— BEGIN DATA SUPPLIED —
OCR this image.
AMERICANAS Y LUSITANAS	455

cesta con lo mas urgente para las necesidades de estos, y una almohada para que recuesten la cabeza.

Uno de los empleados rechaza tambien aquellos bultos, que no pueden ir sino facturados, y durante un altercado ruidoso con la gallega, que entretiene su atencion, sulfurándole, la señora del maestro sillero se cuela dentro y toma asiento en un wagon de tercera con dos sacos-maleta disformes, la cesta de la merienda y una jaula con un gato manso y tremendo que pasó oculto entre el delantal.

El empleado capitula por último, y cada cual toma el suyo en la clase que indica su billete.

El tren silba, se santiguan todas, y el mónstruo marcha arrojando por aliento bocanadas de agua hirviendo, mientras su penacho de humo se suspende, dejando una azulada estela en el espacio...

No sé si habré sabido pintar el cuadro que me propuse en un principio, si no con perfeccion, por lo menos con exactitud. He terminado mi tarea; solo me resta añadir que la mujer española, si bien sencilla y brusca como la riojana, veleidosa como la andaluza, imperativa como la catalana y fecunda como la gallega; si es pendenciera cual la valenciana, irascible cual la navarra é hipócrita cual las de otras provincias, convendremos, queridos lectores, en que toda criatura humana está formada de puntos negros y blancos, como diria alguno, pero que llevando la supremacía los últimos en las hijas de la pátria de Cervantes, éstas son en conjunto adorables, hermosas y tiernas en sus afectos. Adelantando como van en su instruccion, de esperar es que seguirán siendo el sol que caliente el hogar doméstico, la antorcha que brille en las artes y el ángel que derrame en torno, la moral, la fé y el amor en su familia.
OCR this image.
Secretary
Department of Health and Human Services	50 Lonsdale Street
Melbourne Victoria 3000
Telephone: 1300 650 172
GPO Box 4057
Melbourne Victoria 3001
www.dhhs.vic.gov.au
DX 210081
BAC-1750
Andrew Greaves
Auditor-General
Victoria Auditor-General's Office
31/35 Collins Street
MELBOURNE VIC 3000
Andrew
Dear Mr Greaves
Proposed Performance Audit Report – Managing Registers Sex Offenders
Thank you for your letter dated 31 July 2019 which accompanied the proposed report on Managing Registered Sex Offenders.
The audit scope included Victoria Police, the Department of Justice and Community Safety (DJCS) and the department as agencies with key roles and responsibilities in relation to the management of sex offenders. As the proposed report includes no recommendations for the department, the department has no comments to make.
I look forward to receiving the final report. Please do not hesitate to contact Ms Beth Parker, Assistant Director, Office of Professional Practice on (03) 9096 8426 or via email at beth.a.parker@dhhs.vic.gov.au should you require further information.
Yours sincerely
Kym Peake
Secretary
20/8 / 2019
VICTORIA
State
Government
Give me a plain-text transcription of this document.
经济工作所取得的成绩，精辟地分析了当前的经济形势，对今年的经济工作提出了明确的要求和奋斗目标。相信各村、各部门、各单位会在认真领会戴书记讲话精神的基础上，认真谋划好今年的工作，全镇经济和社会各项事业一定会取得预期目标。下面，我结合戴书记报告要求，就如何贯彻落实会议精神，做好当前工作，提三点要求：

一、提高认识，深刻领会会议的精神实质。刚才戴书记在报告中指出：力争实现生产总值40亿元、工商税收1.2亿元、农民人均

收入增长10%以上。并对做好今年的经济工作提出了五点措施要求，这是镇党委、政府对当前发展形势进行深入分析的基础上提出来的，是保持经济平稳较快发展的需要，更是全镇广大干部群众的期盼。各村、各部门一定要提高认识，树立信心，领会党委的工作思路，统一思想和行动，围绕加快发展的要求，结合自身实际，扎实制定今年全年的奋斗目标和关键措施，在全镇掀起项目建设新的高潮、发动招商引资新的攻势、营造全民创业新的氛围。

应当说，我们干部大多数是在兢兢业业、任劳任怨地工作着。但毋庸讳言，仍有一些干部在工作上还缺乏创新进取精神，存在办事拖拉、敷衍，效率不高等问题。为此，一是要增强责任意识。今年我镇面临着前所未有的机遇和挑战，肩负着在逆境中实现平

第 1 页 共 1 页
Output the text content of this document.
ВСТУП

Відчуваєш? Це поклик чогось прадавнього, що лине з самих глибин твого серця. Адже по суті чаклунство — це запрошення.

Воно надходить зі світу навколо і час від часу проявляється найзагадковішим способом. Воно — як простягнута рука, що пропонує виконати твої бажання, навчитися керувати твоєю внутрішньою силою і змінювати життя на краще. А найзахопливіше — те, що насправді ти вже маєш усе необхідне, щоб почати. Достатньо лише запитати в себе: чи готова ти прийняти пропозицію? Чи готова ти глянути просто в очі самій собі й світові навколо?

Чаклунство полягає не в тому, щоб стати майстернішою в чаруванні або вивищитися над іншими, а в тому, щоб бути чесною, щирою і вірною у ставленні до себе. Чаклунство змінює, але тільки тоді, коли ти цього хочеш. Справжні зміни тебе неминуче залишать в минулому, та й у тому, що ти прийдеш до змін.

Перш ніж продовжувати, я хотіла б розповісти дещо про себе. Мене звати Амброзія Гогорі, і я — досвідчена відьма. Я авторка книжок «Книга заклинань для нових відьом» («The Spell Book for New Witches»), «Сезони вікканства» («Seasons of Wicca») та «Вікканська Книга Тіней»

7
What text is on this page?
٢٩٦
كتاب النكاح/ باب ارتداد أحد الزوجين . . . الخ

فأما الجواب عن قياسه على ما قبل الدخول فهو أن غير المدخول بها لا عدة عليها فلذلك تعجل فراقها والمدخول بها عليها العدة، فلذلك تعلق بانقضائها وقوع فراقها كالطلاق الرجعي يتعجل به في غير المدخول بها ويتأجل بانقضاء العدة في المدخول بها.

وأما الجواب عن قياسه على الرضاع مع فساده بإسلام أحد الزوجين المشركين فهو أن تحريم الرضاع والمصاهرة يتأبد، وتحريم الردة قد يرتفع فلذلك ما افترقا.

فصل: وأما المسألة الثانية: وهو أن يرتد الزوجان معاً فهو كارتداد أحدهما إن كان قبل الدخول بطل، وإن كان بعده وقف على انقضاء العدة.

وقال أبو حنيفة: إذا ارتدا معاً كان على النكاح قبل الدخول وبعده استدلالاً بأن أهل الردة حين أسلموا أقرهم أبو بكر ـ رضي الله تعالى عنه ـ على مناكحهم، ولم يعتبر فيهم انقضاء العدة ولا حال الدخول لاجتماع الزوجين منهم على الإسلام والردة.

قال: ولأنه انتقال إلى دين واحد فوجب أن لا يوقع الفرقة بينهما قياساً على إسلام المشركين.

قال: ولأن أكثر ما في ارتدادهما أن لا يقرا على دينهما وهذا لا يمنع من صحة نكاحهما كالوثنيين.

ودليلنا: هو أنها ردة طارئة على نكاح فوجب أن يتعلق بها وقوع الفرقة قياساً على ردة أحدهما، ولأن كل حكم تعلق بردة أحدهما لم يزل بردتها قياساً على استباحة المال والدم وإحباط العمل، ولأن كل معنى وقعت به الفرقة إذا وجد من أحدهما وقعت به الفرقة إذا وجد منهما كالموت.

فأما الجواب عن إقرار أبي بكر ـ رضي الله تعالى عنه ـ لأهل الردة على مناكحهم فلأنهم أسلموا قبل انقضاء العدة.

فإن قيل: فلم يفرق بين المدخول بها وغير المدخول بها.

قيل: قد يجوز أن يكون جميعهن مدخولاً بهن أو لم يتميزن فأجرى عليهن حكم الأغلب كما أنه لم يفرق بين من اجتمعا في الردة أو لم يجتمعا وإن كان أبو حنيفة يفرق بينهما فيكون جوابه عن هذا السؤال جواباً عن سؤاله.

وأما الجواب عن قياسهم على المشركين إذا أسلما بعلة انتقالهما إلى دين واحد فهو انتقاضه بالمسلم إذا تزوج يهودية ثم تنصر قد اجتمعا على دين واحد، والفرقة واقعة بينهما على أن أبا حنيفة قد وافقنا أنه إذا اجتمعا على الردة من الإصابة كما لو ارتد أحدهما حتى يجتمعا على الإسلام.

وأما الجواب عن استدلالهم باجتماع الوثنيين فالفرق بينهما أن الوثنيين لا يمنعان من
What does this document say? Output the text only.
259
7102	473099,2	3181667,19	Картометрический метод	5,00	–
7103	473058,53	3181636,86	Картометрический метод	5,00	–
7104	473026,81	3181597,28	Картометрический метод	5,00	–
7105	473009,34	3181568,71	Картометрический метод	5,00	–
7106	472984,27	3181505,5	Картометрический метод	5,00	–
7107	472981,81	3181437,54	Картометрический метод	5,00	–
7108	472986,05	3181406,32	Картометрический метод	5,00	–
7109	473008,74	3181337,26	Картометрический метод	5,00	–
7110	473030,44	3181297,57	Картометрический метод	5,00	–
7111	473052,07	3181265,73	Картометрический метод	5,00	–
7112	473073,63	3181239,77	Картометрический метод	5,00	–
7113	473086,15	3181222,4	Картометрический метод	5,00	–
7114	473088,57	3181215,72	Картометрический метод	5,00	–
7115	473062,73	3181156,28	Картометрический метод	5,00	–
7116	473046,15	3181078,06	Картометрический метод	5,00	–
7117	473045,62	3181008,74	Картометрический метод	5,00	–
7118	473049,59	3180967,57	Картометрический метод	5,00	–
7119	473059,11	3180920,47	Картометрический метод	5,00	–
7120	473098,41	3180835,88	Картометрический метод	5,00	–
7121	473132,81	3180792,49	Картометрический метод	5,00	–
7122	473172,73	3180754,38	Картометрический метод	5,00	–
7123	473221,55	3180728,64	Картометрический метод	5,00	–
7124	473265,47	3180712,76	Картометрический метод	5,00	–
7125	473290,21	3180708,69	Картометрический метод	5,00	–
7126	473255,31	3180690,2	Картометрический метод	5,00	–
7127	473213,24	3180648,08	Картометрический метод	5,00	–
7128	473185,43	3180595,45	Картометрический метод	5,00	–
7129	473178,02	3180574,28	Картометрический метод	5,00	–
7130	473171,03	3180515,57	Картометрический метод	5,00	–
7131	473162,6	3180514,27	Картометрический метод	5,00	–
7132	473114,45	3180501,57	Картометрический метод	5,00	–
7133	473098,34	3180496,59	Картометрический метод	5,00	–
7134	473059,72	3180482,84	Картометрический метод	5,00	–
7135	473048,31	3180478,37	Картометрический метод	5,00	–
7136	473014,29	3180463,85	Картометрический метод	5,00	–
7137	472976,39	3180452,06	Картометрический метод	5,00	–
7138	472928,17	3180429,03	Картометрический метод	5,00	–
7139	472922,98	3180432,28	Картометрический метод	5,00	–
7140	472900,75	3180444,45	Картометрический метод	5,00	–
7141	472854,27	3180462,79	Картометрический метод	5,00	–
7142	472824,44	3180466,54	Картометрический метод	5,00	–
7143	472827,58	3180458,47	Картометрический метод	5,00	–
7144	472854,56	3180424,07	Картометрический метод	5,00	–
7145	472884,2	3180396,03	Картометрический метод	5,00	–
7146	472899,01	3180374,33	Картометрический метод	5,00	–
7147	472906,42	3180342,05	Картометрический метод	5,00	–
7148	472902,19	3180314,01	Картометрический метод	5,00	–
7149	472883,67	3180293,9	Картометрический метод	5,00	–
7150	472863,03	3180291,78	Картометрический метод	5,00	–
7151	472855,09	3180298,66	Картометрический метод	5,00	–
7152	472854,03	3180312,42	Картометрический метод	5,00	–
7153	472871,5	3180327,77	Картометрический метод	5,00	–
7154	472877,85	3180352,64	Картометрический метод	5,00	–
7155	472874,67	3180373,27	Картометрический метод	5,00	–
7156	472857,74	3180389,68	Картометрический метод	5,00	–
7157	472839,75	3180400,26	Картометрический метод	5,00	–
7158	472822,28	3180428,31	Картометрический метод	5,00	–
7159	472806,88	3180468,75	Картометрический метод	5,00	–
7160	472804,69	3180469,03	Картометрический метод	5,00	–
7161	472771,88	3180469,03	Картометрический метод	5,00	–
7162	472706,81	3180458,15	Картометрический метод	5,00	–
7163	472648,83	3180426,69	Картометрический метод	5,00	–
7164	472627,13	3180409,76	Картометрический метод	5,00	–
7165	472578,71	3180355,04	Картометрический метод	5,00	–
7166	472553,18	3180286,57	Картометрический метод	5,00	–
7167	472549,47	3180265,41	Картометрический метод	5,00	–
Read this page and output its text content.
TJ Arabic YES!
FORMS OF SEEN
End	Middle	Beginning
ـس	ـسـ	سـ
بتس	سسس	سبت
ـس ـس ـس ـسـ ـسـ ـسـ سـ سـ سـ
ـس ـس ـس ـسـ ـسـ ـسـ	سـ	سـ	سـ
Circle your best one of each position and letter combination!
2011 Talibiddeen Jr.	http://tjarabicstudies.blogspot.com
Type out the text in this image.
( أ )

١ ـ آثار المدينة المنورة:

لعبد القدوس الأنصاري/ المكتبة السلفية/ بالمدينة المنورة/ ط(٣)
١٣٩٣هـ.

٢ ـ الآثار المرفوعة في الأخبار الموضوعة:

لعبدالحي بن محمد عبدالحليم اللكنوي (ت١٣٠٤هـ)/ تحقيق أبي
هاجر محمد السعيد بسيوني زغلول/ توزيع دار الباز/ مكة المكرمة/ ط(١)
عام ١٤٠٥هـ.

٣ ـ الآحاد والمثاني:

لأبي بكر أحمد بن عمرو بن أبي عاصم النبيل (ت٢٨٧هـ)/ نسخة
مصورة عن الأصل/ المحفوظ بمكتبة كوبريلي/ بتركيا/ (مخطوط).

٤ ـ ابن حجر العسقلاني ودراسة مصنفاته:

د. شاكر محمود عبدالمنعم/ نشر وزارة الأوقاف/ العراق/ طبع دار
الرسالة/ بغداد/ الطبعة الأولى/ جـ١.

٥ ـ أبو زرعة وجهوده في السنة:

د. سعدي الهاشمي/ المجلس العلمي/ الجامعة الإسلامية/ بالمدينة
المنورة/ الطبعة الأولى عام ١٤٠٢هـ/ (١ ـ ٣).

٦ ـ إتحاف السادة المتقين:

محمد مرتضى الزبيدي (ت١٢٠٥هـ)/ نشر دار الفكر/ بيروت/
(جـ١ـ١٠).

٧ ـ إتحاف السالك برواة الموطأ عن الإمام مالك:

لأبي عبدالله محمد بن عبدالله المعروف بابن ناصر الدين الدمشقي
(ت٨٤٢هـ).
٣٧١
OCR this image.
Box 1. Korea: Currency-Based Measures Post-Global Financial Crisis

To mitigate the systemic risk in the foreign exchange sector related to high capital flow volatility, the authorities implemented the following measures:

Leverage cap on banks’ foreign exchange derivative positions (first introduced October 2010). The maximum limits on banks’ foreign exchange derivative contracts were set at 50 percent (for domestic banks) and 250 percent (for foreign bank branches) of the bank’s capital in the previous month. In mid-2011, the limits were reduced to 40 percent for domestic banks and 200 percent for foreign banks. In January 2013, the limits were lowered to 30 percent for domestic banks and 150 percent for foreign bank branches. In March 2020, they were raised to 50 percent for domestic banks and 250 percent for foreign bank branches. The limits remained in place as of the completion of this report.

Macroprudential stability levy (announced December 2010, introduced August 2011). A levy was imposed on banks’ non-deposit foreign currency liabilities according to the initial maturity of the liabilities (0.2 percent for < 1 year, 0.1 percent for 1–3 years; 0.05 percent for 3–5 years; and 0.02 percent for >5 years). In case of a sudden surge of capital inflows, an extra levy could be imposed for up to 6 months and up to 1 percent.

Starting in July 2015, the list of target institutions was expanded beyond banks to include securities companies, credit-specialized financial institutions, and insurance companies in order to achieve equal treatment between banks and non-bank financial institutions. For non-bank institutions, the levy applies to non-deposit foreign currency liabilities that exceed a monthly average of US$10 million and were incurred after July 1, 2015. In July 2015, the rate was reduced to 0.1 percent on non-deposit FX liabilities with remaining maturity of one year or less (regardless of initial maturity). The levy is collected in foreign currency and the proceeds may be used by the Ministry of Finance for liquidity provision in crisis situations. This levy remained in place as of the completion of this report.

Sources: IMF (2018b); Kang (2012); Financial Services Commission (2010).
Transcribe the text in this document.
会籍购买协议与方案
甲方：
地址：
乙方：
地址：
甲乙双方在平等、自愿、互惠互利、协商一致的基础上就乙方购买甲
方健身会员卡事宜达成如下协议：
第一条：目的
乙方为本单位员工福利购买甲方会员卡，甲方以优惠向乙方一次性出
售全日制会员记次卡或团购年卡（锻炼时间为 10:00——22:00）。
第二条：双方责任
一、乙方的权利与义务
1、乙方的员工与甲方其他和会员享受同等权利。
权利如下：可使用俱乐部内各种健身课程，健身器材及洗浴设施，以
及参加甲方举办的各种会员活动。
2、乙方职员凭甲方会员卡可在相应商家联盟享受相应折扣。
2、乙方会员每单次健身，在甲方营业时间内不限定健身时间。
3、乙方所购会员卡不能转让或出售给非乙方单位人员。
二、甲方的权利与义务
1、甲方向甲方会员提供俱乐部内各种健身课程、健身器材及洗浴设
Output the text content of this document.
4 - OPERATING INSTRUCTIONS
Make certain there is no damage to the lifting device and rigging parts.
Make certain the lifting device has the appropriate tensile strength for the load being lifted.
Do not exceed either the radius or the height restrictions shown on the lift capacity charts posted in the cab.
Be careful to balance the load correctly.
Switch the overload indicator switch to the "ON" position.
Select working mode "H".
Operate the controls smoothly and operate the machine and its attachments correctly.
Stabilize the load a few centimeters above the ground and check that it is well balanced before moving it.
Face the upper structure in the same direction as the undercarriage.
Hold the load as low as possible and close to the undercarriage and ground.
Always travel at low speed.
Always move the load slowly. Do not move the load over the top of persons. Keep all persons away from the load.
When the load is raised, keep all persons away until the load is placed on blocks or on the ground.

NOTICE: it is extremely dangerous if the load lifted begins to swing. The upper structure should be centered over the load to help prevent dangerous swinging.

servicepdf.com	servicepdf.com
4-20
— END DATA SUPPLIED —
#### GOAL:
Go through the data above and find the lines with the word "correctly". Copy each of those lines.

#### CORRECT OUTPUT:
Be careful to balance the load correctly.
Operate the controls smoothly and operate the machine and its attachments correctly.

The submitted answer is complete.